Return every line of the data below that includes the string "人员素质".

Stored items

START

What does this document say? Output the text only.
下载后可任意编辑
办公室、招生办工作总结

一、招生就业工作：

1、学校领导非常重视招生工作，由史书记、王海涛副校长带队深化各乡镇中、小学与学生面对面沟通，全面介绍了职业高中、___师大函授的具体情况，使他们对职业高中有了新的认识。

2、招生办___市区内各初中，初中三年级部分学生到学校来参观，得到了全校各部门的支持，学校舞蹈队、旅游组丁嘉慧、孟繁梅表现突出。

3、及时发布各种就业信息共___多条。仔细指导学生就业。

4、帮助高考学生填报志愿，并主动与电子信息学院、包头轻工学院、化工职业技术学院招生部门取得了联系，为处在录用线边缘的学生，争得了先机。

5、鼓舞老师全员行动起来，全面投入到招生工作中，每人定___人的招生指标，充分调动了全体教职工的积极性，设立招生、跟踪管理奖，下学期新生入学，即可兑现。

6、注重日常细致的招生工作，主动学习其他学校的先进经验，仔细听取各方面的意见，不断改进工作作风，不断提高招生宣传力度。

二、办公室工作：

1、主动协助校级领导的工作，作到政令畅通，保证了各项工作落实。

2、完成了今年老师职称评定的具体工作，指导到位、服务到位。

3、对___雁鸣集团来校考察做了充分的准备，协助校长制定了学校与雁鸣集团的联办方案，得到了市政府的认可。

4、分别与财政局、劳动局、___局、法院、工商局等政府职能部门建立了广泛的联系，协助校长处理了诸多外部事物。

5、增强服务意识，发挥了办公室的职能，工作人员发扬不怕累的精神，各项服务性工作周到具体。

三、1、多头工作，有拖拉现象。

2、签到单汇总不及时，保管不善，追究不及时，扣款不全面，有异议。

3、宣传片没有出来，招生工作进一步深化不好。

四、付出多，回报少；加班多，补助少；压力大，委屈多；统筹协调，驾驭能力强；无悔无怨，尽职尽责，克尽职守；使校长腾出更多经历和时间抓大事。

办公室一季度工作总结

END
START

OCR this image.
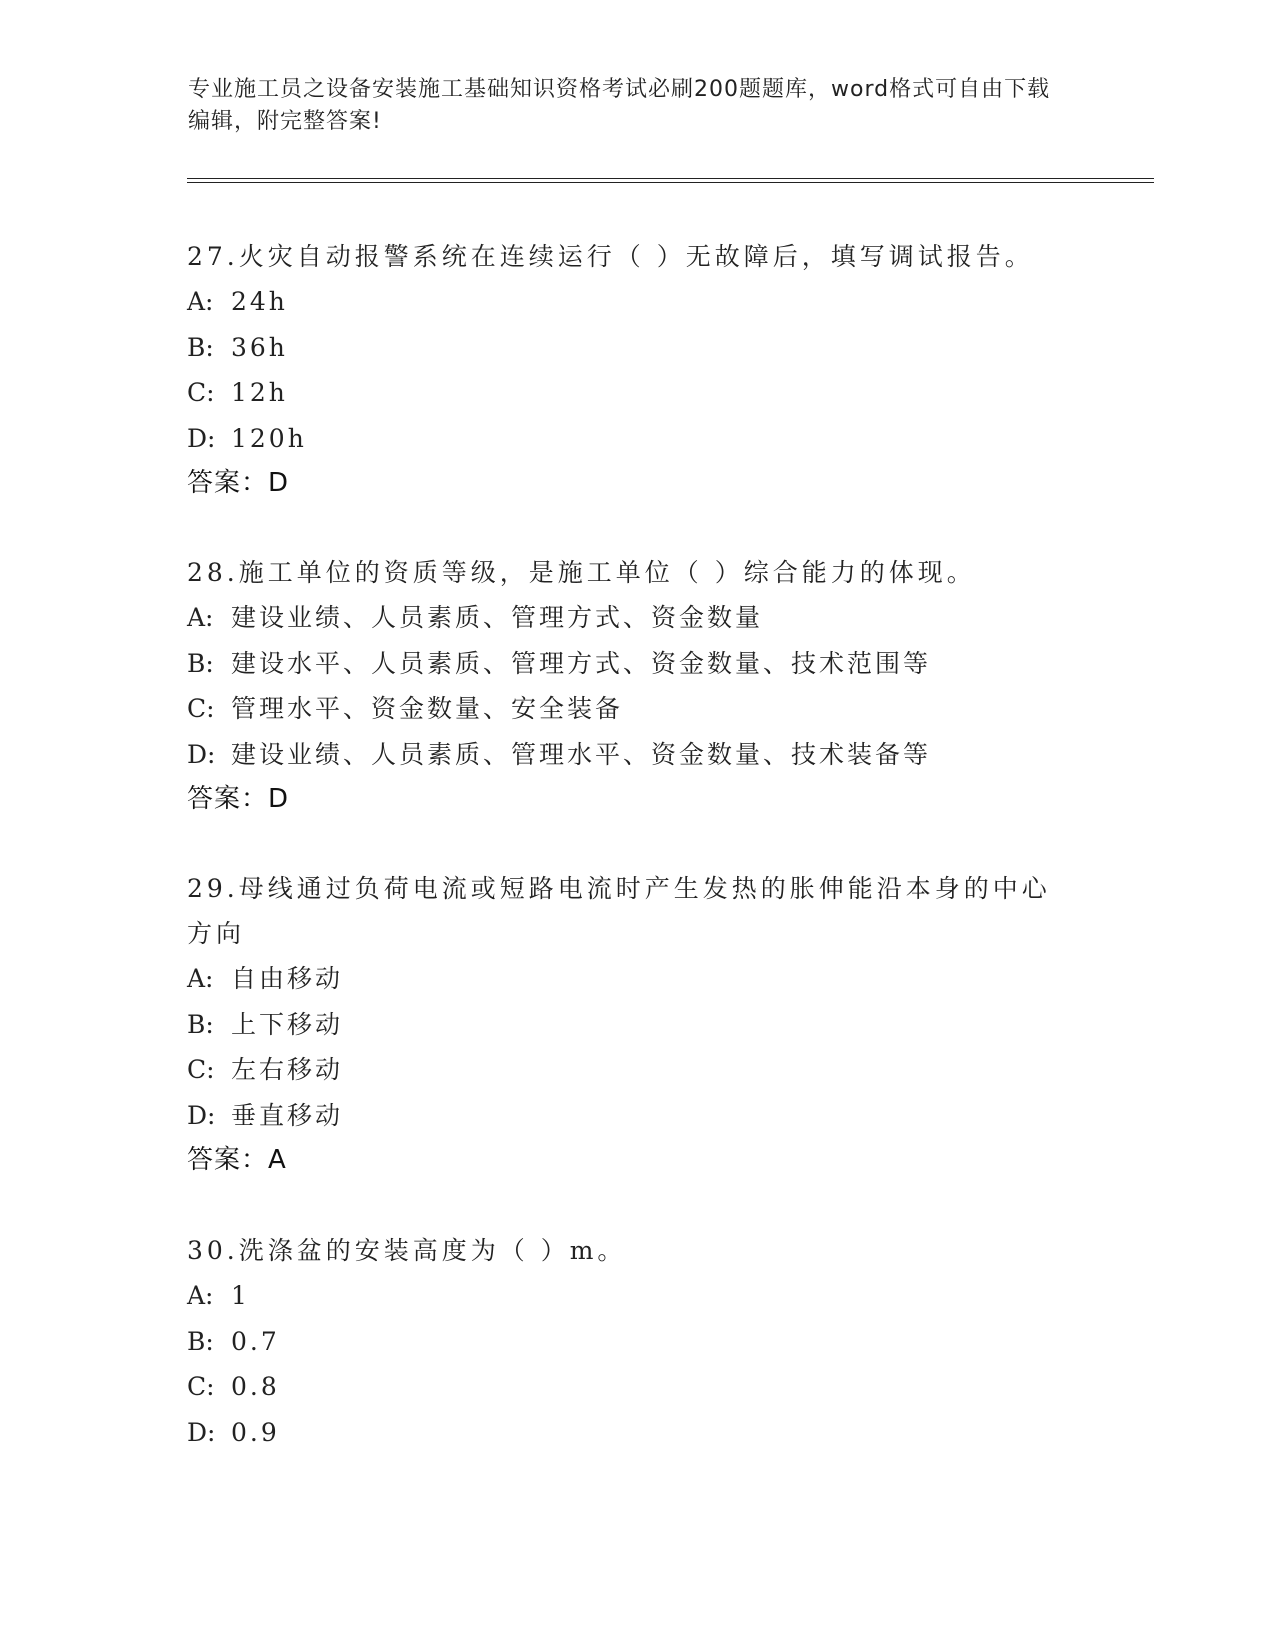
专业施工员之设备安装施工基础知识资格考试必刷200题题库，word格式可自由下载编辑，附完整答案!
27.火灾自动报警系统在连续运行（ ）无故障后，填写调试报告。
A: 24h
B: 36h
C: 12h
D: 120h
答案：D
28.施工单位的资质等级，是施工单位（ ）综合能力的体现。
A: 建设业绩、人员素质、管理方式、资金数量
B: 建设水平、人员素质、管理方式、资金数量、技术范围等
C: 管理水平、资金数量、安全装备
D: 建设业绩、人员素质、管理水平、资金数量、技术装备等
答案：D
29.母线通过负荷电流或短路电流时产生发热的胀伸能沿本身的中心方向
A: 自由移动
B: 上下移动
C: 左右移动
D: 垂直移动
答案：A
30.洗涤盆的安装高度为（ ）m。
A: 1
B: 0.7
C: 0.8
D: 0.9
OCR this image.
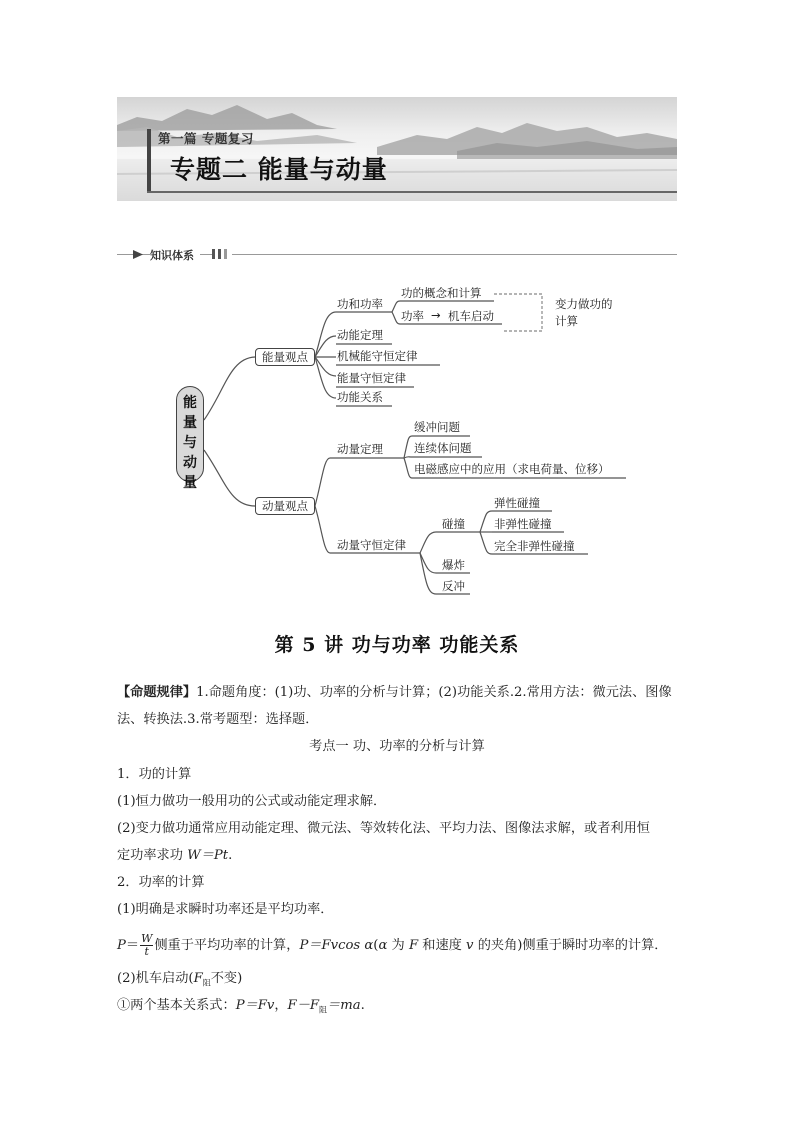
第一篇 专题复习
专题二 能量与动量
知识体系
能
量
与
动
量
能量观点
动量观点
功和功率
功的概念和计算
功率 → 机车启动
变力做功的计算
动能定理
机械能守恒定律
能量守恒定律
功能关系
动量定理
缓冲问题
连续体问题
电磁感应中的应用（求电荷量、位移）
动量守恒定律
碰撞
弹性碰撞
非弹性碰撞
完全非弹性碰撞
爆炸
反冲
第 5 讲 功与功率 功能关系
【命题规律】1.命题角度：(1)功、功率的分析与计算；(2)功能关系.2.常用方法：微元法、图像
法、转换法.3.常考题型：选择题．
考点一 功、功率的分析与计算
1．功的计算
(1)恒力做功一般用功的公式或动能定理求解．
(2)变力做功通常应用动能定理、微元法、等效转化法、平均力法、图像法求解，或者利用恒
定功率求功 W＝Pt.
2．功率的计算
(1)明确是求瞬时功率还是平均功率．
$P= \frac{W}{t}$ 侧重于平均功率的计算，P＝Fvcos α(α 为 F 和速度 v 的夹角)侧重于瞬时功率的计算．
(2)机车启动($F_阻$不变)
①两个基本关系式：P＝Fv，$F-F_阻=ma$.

END

= Result =
A: 建设业绩、人员素质、管理方式、资金数量
B: 建设水平、人员素质、管理方式、资金数量、技术范围等
D: 建设业绩、人员素质、管理水平、资金数量、技术装备等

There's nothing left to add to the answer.